[Instructions to follow] Keep the pictures out of the copy and repeat the records exactly.

— Begin Records provided —

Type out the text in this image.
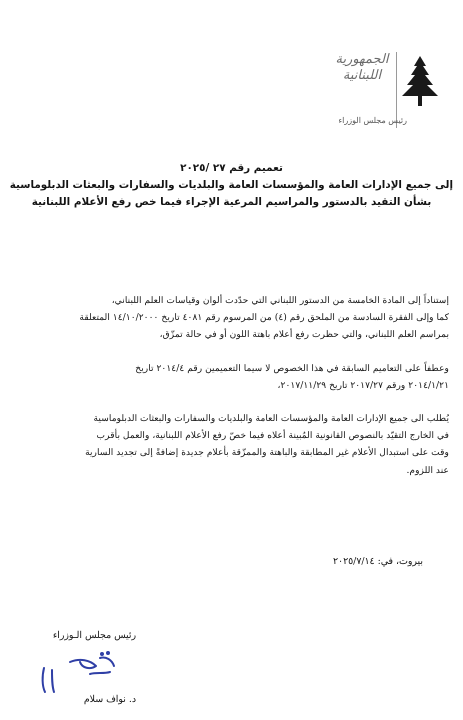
الجمهورية
اللبنانية
رئيس مجلس الوزراء
تعميم رقم ٢٧ /٢٠٢٥
إلى جميع الإدارات العامة والمؤسسات العامة والبلديات والسفارات والبعثات الدبلوماسية
بشأن التقيد بالدستور والمراسيم المرعية الإجراء فيما خص رفع الأعلام اللبنانية

إستناداً إلى المادة الخامسة من الدستور اللبناني التي حدّدت ألوان وقياسات العلم اللبناني،
كما وإلى الفقرة السادسة من الملحق رقم (٤) من المرسوم رقم ٤٠٨١ تاريخ ١٤/١٠/٢٠٠٠ المتعلقة
بمراسم العلم اللبناني، والتي حظرت رفع أعلام باهتة اللون أو في حالة تمزّق،

وعطفاً على التعاميم السابقة في هذا الخصوص لا سيما التعميمين رقم ٢٠١٤/٤ تاريخ
٢٠١٤/١/٢١ ورقم ٢٠١٧/٢٧ تاريخ ٢٠١٧/١١/٢٩،

يُطلب الى جميع الإدارات العامة والمؤسسات العامة والبلديات والسفارات والبعثات الدبلوماسية
في الخارج التقيّد بالنصوص القانونية المُبينة أعلاه فيما خصّ رفع الأعلام اللبنانية، والعمل بأقرب
وقت على استبدال الأعلام غير المطابقة والباهتة والممزّقة بأعلام جديدة إضافةً إلى تجديد السارية
عند اللزوم.

بيروت، في: ٢٠٢٥/٧/١٤
رئيس مجلس الـوزراء
د. نواف سلام
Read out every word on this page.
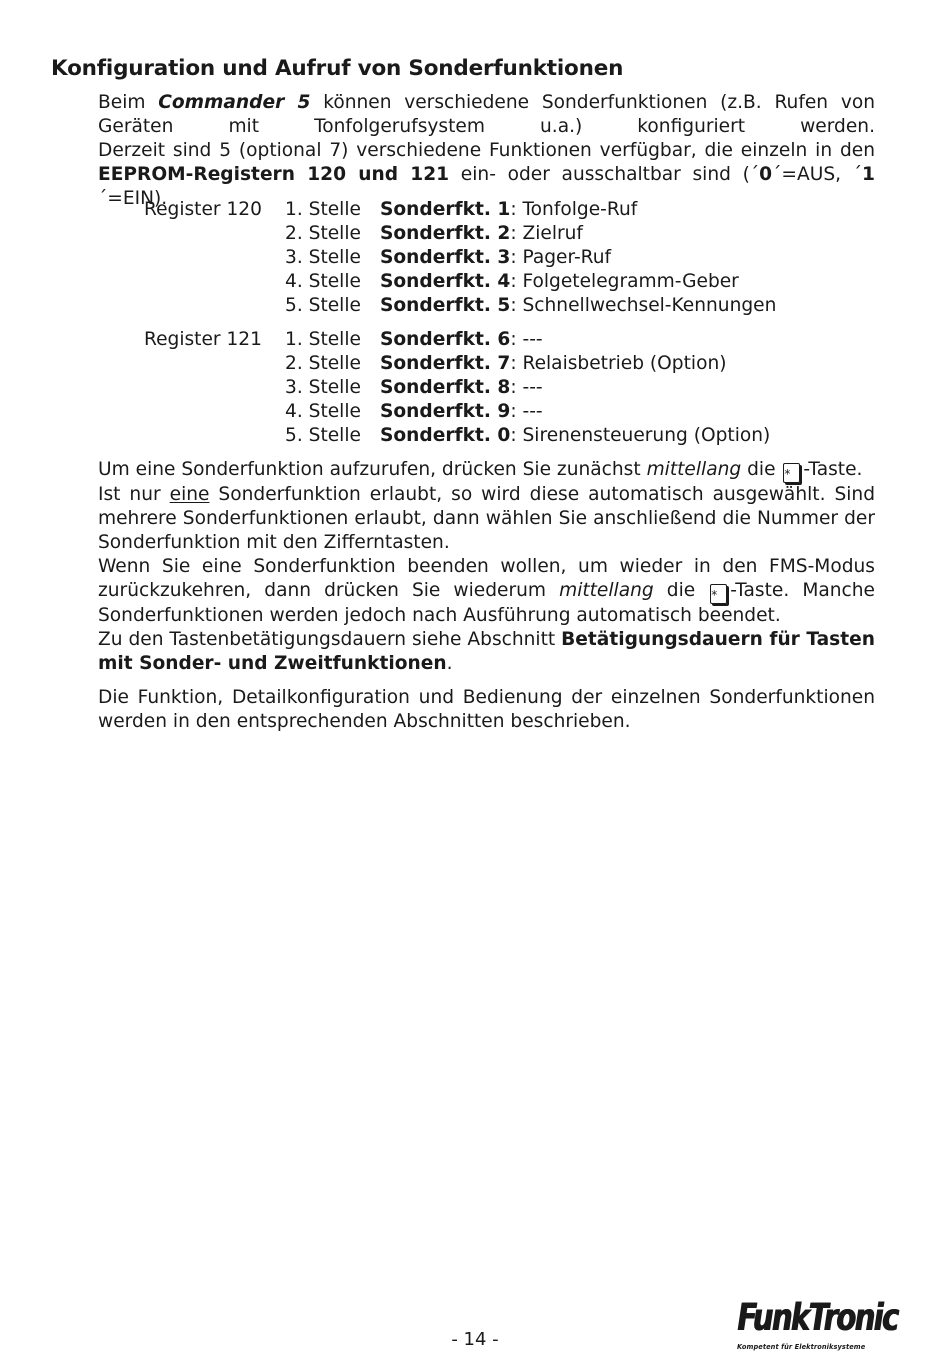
Konfiguration und Aufruf von Sonderfunktionen

Beim Commander 5 können verschiedene Sonderfunktionen (z.B. Rufen von Geräten mit Tonfolgerufsystem u.a.) konfiguriert werden.

Derzeit sind 5 (optional 7) verschiedene Funktionen verfügbar, die einzeln in den EEPROM-Registern 120 und 121 ein- oder ausschaltbar sind (´0´=AUS, ´1´=EIN).

Register 120 1. Stelle Sonderfkt. 1: Tonfolge-Ruf
2. Stelle Sonderfkt. 2: Zielruf
3. Stelle Sonderfkt. 3: Pager-Ruf
4. Stelle Sonderfkt. 4: Folgetelegramm-Geber
5. Stelle Sonderfkt. 5: Schnellwechsel-Kennungen
Register 121 1. Stelle Sonderfkt. 6: ---
2. Stelle Sonderfkt. 7: Relaisbetrieb (Option)
3. Stelle Sonderfkt. 8: ---
4. Stelle Sonderfkt. 9: ---
5. Stelle Sonderfkt. 0: Sirenensteuerung (Option)

Um eine Sonderfunktion aufzurufen, drücken Sie zunächst mittellang die * -Taste.

Ist nur eine Sonderfunktion erlaubt, so wird diese automatisch ausgewählt. Sind mehrere Sonderfunktionen erlaubt, dann wählen Sie anschließend die Nummer der Sonderfunktion mit den Zifferntasten.

Wenn Sie eine Sonderfunktion beenden wollen, um wieder in den FMS-Modus zurückzukehren, dann drücken Sie wiederum mittellang die * -Taste. Manche Sonderfunktionen werden jedoch nach Ausführung automatisch beendet.

Zu den Tastenbetätigungsdauern siehe Abschnitt Betätigungsdauern für Tasten mit Sonder- und Zweitfunktionen.

Die Funktion, Detailkonfiguration und Bedienung der einzelnen Sonderfunktionen werden in den entsprechenden Abschnitten beschrieben.

- 14 -
FunkTronic
Kompetent für Elektroniksysteme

— End Records provided —

[Output for this task]
Type out the text in this image.
الجمهورية
اللبنانية
رئيس مجلس الوزراء
تعميم رقم ٢٧ /٢٠٢٥
إلى جميع الإدارات العامة والمؤسسات العامة والبلديات والسفارات والبعثات الدبلوماسية
بشأن التقيد بالدستور والمراسيم المرعية الإجراء فيما خص رفع الأعلام اللبنانية

إستناداً إلى المادة الخامسة من الدستور اللبناني التي حدّدت ألوان وقياسات العلم اللبناني،
كما وإلى الفقرة السادسة من الملحق رقم (٤) من المرسوم رقم ٤٠٨١ تاريخ ١٤/١٠/٢٠٠٠ المتعلقة
بمراسم العلم اللبناني، والتي حظرت رفع أعلام باهتة اللون أو في حالة تمزّق،

وعطفاً على التعاميم السابقة في هذا الخصوص لا سيما التعميمين رقم ٢٠١٤/٤ تاريخ
٢٠١٤/١/٢١ ورقم ٢٠١٧/٢٧ تاريخ ٢٠١٧/١١/٢٩،

يُطلب الى جميع الإدارات العامة والمؤسسات العامة والبلديات والسفارات والبعثات الدبلوماسية
في الخارج التقيّد بالنصوص القانونية المُبينة أعلاه فيما خصّ رفع الأعلام اللبنانية، والعمل بأقرب
وقت على استبدال الأعلام غير المطابقة والباهتة والممزّقة بأعلام جديدة إضافةً إلى تجديد السارية
عند اللزوم.

بيروت، في: ٢٠٢٥/٧/١٤
رئيس مجلس الـوزراء
د. نواف سلام
Read out every word on this page.
Konfiguration und Aufruf von Sonderfunktionen

Beim Commander 5 können verschiedene Sonderfunktionen (z.B. Rufen von Geräten mit Tonfolgerufsystem u.a.) konfiguriert werden.

Derzeit sind 5 (optional 7) verschiedene Funktionen verfügbar, die einzeln in den EEPROM-Registern 120 und 121 ein- oder ausschaltbar sind (´0´=AUS, ´1´=EIN).

Register 120 1. Stelle Sonderfkt. 1: Tonfolge-Ruf
2. Stelle Sonderfkt. 2: Zielruf
3. Stelle Sonderfkt. 3: Pager-Ruf
4. Stelle Sonderfkt. 4: Folgetelegramm-Geber
5. Stelle Sonderfkt. 5: Schnellwechsel-Kennungen
Register 121 1. Stelle Sonderfkt. 6: ---
2. Stelle Sonderfkt. 7: Relaisbetrieb (Option)
3. Stelle Sonderfkt. 8: ---
4. Stelle Sonderfkt. 9: ---
5. Stelle Sonderfkt. 0: Sirenensteuerung (Option)

Um eine Sonderfunktion aufzurufen, drücken Sie zunächst mittellang die * -Taste.

Ist nur eine Sonderfunktion erlaubt, so wird diese automatisch ausgewählt. Sind mehrere Sonderfunktionen erlaubt, dann wählen Sie anschließend die Nummer der Sonderfunktion mit den Zifferntasten.

Wenn Sie eine Sonderfunktion beenden wollen, um wieder in den FMS-Modus zurückzukehren, dann drücken Sie wiederum mittellang die * -Taste. Manche Sonderfunktionen werden jedoch nach Ausführung automatisch beendet.

Zu den Tastenbetätigungsdauern siehe Abschnitt Betätigungsdauern für Tasten mit Sonder- und Zweitfunktionen.

Die Funktion, Detailkonfiguration und Bedienung der einzelnen Sonderfunktionen werden in den entsprechenden Abschnitten beschrieben.

- 14 -
FunkTronic
Kompetent für Elektroniksysteme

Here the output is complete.